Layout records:
....
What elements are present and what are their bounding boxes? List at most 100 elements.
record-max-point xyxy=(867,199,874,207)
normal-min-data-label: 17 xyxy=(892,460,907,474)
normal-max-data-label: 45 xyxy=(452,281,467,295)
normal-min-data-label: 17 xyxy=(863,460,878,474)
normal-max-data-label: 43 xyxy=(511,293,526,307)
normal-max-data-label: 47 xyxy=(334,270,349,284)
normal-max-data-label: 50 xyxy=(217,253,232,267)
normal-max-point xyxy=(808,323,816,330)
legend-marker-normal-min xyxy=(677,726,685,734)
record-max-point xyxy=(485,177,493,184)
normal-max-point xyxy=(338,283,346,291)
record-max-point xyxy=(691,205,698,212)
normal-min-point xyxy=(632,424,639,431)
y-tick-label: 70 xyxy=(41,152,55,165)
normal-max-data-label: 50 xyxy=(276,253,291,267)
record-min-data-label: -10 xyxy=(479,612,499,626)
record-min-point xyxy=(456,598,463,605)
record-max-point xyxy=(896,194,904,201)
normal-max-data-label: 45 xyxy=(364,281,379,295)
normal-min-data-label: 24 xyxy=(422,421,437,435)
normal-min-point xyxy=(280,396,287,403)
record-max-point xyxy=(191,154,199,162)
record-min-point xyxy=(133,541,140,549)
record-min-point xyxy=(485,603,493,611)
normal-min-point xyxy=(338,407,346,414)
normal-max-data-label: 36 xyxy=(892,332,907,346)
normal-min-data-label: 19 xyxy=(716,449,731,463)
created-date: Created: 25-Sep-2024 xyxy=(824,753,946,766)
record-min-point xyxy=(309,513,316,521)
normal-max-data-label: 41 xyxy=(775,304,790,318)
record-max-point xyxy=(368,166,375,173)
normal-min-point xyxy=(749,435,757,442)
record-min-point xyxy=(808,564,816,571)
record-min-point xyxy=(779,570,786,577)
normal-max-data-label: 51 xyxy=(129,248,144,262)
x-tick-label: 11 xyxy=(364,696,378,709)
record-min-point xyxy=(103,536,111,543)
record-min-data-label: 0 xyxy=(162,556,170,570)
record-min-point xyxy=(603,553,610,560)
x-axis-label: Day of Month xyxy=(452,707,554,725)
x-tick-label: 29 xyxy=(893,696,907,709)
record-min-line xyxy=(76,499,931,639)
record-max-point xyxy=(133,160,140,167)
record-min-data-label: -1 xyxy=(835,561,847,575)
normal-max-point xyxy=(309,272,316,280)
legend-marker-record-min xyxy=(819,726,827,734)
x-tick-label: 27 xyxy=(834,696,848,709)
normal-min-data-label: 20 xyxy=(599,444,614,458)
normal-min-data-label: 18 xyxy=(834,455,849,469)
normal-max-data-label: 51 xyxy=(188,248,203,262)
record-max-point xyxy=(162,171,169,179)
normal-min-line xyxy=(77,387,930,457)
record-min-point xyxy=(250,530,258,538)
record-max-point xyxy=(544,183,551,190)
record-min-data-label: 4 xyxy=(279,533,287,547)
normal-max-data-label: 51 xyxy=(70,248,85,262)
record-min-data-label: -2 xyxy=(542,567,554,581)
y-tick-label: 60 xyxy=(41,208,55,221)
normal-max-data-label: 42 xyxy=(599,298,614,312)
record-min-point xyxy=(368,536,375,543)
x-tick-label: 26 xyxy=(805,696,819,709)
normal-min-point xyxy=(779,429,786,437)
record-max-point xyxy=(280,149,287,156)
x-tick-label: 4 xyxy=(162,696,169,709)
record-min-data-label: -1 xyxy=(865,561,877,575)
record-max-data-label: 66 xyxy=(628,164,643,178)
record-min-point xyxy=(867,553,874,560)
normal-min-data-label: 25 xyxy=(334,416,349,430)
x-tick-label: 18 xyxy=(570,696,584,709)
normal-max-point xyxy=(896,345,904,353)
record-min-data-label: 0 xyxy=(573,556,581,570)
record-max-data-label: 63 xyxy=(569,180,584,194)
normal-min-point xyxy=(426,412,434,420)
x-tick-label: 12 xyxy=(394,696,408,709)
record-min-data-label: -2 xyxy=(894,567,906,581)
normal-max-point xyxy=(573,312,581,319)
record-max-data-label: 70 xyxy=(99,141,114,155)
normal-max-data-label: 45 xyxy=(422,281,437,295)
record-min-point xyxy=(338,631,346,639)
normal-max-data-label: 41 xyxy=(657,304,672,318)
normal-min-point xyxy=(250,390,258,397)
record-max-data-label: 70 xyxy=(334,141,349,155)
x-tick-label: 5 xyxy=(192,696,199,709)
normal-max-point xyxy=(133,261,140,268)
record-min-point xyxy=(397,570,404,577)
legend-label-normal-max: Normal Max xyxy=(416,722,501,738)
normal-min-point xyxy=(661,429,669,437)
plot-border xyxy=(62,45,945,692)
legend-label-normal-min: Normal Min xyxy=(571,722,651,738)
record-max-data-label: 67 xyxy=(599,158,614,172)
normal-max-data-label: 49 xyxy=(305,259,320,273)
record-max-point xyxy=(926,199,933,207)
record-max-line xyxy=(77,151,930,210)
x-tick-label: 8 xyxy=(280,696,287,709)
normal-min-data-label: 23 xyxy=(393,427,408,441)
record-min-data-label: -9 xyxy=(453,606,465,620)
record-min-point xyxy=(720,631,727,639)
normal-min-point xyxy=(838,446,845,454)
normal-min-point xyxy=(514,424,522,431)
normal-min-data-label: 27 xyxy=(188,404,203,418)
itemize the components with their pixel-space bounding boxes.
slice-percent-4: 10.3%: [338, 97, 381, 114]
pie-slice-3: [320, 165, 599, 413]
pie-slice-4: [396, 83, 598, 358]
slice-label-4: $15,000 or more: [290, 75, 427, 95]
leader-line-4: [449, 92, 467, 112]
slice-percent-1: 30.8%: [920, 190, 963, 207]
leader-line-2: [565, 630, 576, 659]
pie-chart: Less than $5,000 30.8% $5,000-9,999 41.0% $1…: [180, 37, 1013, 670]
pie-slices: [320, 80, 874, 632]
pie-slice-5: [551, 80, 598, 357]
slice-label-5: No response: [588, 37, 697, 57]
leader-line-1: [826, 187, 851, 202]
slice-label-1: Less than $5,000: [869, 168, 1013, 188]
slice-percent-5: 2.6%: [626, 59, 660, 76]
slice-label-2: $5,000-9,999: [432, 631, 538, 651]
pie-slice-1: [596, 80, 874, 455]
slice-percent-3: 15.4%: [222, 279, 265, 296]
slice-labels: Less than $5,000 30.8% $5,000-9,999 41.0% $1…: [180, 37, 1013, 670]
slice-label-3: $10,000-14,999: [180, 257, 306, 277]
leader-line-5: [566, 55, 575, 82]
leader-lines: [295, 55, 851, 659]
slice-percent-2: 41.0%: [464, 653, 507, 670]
....
Aim of the exercise → Rewrite all the lines of the entries above, changing "Day of Month" to "Day of the Month" and keeping everything else the same.

Result below →
What elements are present and what are their bounding boxes? List at most 100 elements.
record-max-point xyxy=(867,199,874,207)
normal-min-data-label: 17 xyxy=(892,460,907,474)
normal-max-data-label: 45 xyxy=(452,281,467,295)
normal-min-data-label: 17 xyxy=(863,460,878,474)
normal-max-data-label: 43 xyxy=(511,293,526,307)
normal-max-data-label: 47 xyxy=(334,270,349,284)
normal-max-data-label: 50 xyxy=(217,253,232,267)
normal-max-point xyxy=(808,323,816,330)
legend-marker-normal-min xyxy=(677,726,685,734)
record-max-point xyxy=(485,177,493,184)
normal-max-point xyxy=(338,283,346,291)
record-max-point xyxy=(691,205,698,212)
normal-min-point xyxy=(632,424,639,431)
y-tick-label: 70 xyxy=(41,152,55,165)
normal-max-data-label: 50 xyxy=(276,253,291,267)
record-min-data-label: -10 xyxy=(479,612,499,626)
record-min-point xyxy=(456,598,463,605)
record-max-point xyxy=(896,194,904,201)
normal-max-data-label: 45 xyxy=(364,281,379,295)
normal-min-data-label: 24 xyxy=(422,421,437,435)
normal-min-point xyxy=(280,396,287,403)
record-max-point xyxy=(191,154,199,162)
record-min-point xyxy=(133,541,140,549)
record-min-point xyxy=(485,603,493,611)
normal-min-point xyxy=(338,407,346,414)
normal-max-data-label: 36 xyxy=(892,332,907,346)
normal-min-data-label: 19 xyxy=(716,449,731,463)
created-date: Created: 25-Sep-2024 xyxy=(824,753,946,766)
record-min-point xyxy=(309,513,316,521)
normal-max-data-label: 41 xyxy=(775,304,790,318)
record-max-point xyxy=(368,166,375,173)
normal-min-point xyxy=(749,435,757,442)
record-min-point xyxy=(808,564,816,571)
record-min-point xyxy=(779,570,786,577)
normal-max-data-label: 51 xyxy=(129,248,144,262)
x-tick-label: 11 xyxy=(364,696,378,709)
record-min-point xyxy=(103,536,111,543)
record-min-data-label: 0 xyxy=(162,556,170,570)
record-min-point xyxy=(603,553,610,560)
x-axis-label: Day of the Month xyxy=(452,707,554,725)
x-tick-label: 29 xyxy=(893,696,907,709)
record-min-line xyxy=(76,499,931,639)
record-max-point xyxy=(133,160,140,167)
record-min-data-label: -1 xyxy=(835,561,847,575)
normal-max-point xyxy=(309,272,316,280)
legend-marker-record-min xyxy=(819,726,827,734)
x-tick-label: 27 xyxy=(834,696,848,709)
normal-min-data-label: 20 xyxy=(599,444,614,458)
normal-min-data-label: 18 xyxy=(834,455,849,469)
normal-max-data-label: 51 xyxy=(188,248,203,262)
record-max-point xyxy=(162,171,169,179)
normal-min-line xyxy=(77,387,930,457)
record-min-point xyxy=(250,530,258,538)
record-max-point xyxy=(544,183,551,190)
record-min-data-label: 4 xyxy=(279,533,287,547)
normal-max-data-label: 51 xyxy=(70,248,85,262)
record-min-data-label: -2 xyxy=(542,567,554,581)
y-tick-label: 60 xyxy=(41,208,55,221)
normal-max-data-label: 42 xyxy=(599,298,614,312)
record-min-point xyxy=(368,536,375,543)
x-tick-label: 26 xyxy=(805,696,819,709)
normal-min-point xyxy=(779,429,786,437)
record-max-point xyxy=(280,149,287,156)
x-tick-label: 4 xyxy=(162,696,169,709)
record-min-data-label: -1 xyxy=(865,561,877,575)
record-max-data-label: 66 xyxy=(628,164,643,178)
record-min-point xyxy=(867,553,874,560)
normal-min-data-label: 25 xyxy=(334,416,349,430)
x-tick-label: 18 xyxy=(570,696,584,709)
normal-max-point xyxy=(896,345,904,353)
record-min-data-label: 0 xyxy=(573,556,581,570)
record-max-data-label: 63 xyxy=(569,180,584,194)
normal-min-point xyxy=(426,412,434,420)
x-tick-label: 12 xyxy=(394,696,408,709)
record-min-data-label: -2 xyxy=(894,567,906,581)
normal-max-point xyxy=(573,312,581,319)
record-max-data-label: 70 xyxy=(99,141,114,155)
normal-max-data-label: 45 xyxy=(422,281,437,295)
record-min-point xyxy=(338,631,346,639)
normal-max-data-label: 41 xyxy=(657,304,672,318)
normal-min-point xyxy=(250,390,258,397)
record-max-data-label: 70 xyxy=(334,141,349,155)
x-tick-label: 5 xyxy=(192,696,199,709)
normal-max-point xyxy=(133,261,140,268)
record-min-point xyxy=(397,570,404,577)
legend-label-normal-max: Normal Max xyxy=(416,722,501,738)
normal-min-point xyxy=(661,429,669,437)
plot-border xyxy=(62,45,945,692)
legend-label-normal-min: Normal Min xyxy=(571,722,651,738)
record-max-data-label: 67 xyxy=(599,158,614,172)
normal-max-data-label: 49 xyxy=(305,259,320,273)
record-max-point xyxy=(926,199,933,207)
record-max-line xyxy=(77,151,930,210)
x-tick-label: 8 xyxy=(280,696,287,709)
normal-min-data-label: 23 xyxy=(393,427,408,441)
record-min-data-label: -9 xyxy=(453,606,465,620)
record-min-point xyxy=(720,631,727,639)
normal-min-point xyxy=(838,446,845,454)
normal-min-point xyxy=(514,424,522,431)
normal-min-data-label: 27 xyxy=(188,404,203,418)
itemize the components with their pixel-space bounding boxes.
slice-percent-4: 10.3%: [338, 97, 381, 114]
pie-slice-3: [320, 165, 599, 413]
pie-slice-4: [396, 83, 598, 358]
slice-label-4: $15,000 or more: [290, 75, 427, 95]
leader-line-4: [449, 92, 467, 112]
slice-percent-1: 30.8%: [920, 190, 963, 207]
leader-line-2: [565, 630, 576, 659]
pie-chart: Less than $5,000 30.8% $5,000-9,999 41.0% $1…: [180, 37, 1013, 670]
pie-slices: [320, 80, 874, 632]
pie-slice-5: [551, 80, 598, 357]
slice-label-5: No response: [588, 37, 697, 57]
leader-line-1: [826, 187, 851, 202]
slice-label-1: Less than $5,000: [869, 168, 1013, 188]
slice-percent-5: 2.6%: [626, 59, 660, 76]
slice-label-2: $5,000-9,999: [432, 631, 538, 651]
pie-slice-1: [596, 80, 874, 455]
slice-percent-3: 15.4%: [222, 279, 265, 296]
slice-labels: Less than $5,000 30.8% $5,000-9,999 41.0% $1…: [180, 37, 1013, 670]
slice-label-3: $10,000-14,999: [180, 257, 306, 277]
leader-line-5: [566, 55, 575, 82]
leader-lines: [295, 55, 851, 659]
slice-percent-2: 41.0%: [464, 653, 507, 670]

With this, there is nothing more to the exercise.